> **What needs to be done**
Where a line in the listing below contains the word "text", copy that line.
○ ○ ○ ○ ○
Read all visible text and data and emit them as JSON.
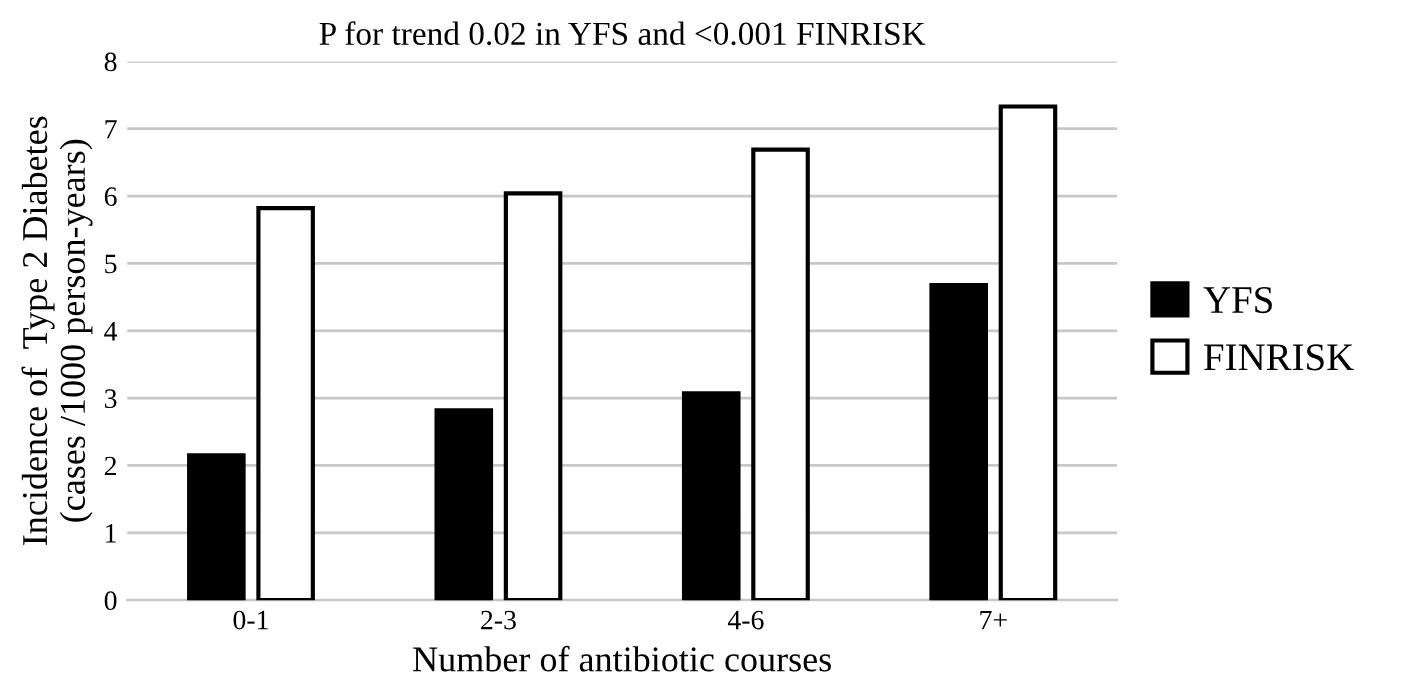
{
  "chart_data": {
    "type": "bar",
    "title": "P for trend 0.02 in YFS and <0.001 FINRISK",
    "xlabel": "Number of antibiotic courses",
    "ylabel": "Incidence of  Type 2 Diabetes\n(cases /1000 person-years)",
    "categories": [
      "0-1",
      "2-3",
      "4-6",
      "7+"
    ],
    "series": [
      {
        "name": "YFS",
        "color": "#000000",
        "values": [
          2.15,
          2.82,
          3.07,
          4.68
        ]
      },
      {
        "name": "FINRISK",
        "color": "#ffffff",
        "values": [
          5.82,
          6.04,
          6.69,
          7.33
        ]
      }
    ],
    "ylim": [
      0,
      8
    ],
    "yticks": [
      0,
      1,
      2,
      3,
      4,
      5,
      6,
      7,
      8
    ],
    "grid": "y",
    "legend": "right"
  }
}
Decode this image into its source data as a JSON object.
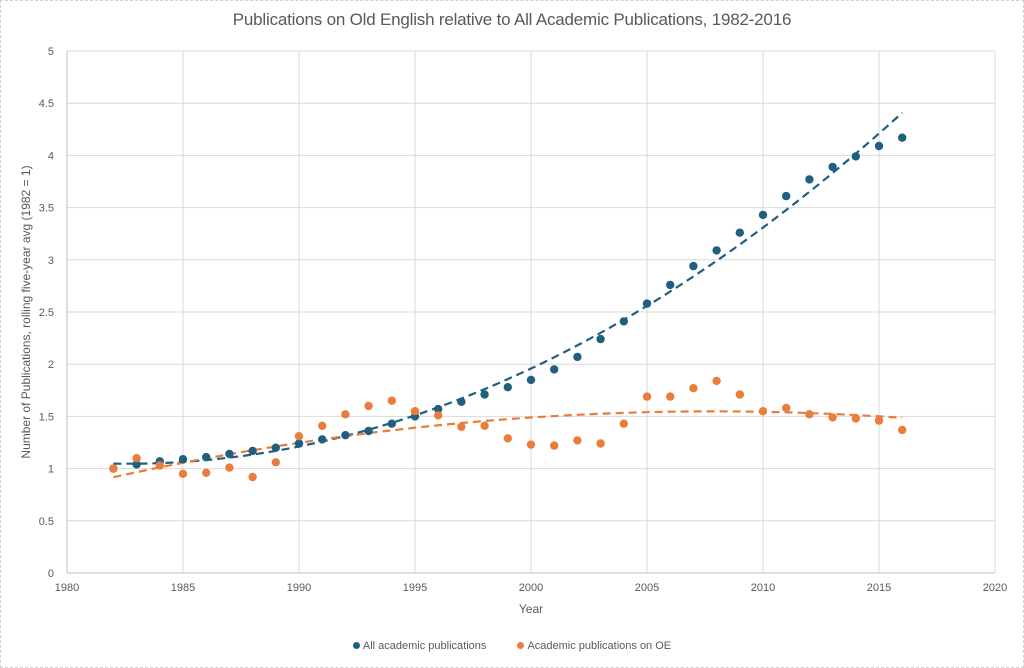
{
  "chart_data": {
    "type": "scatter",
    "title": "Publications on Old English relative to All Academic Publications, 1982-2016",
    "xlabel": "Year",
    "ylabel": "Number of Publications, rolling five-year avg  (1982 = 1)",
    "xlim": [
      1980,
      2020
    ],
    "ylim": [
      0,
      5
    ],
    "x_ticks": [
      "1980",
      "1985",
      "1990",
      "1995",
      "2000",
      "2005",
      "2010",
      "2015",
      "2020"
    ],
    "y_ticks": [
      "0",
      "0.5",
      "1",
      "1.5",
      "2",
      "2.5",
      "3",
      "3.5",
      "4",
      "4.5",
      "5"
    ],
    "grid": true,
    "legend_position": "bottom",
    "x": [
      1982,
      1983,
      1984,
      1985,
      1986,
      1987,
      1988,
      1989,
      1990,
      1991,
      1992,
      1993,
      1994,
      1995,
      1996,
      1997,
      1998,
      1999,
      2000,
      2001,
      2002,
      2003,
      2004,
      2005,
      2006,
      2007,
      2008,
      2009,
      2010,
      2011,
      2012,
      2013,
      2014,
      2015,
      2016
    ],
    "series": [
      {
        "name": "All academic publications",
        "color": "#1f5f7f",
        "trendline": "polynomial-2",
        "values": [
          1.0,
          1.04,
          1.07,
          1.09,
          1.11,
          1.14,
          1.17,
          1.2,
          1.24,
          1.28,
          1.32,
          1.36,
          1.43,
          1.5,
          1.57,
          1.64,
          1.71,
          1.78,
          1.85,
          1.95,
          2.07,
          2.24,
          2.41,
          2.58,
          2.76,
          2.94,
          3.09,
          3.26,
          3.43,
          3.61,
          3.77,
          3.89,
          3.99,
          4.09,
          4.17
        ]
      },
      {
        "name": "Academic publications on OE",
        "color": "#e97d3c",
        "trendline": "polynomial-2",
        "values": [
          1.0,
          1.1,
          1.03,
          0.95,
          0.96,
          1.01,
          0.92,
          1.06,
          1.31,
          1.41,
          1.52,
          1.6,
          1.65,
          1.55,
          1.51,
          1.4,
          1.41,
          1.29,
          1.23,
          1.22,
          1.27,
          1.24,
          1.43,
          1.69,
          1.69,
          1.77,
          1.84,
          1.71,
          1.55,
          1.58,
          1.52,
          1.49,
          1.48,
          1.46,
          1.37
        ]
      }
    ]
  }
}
○ ○ ○ ○ ○
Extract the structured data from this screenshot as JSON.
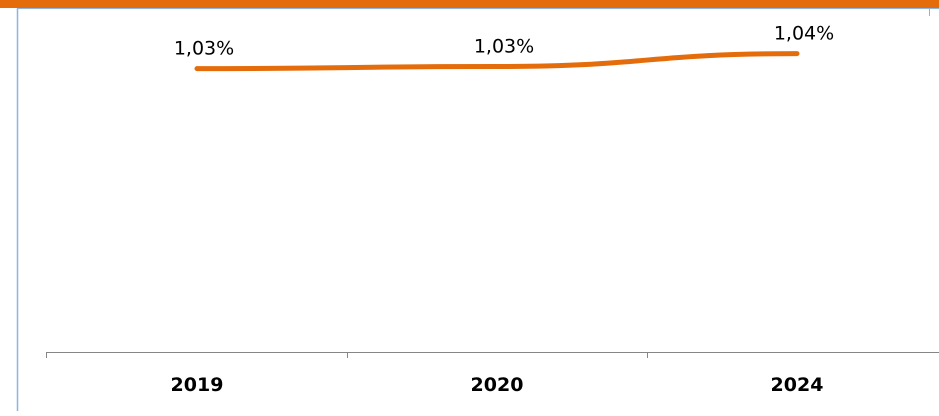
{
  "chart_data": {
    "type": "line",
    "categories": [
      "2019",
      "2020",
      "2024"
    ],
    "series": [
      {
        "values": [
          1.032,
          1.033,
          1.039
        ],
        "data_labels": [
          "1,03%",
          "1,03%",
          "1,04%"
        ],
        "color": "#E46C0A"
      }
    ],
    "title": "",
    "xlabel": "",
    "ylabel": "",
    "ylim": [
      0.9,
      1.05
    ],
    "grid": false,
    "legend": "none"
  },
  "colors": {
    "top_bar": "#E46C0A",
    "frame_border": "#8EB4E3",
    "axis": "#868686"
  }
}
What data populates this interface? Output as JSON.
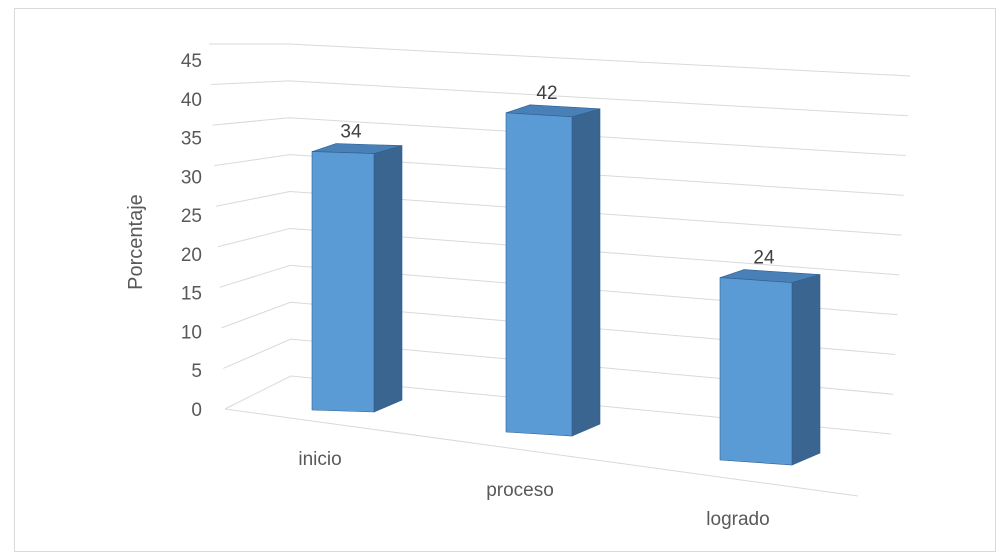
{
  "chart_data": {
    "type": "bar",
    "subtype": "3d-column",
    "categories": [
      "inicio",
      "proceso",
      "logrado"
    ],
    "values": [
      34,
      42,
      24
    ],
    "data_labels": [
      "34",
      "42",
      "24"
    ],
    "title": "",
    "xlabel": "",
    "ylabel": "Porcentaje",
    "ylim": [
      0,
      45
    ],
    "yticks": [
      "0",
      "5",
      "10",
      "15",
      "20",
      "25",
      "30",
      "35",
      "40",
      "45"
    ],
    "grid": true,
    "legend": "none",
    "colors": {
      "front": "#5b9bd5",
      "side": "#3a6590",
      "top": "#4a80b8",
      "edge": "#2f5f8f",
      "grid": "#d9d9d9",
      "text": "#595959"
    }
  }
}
○ ○ ○ ○ ○
> **Output of the task**
Read all visible text and data and emit them as JSON.
      "text": "#595959"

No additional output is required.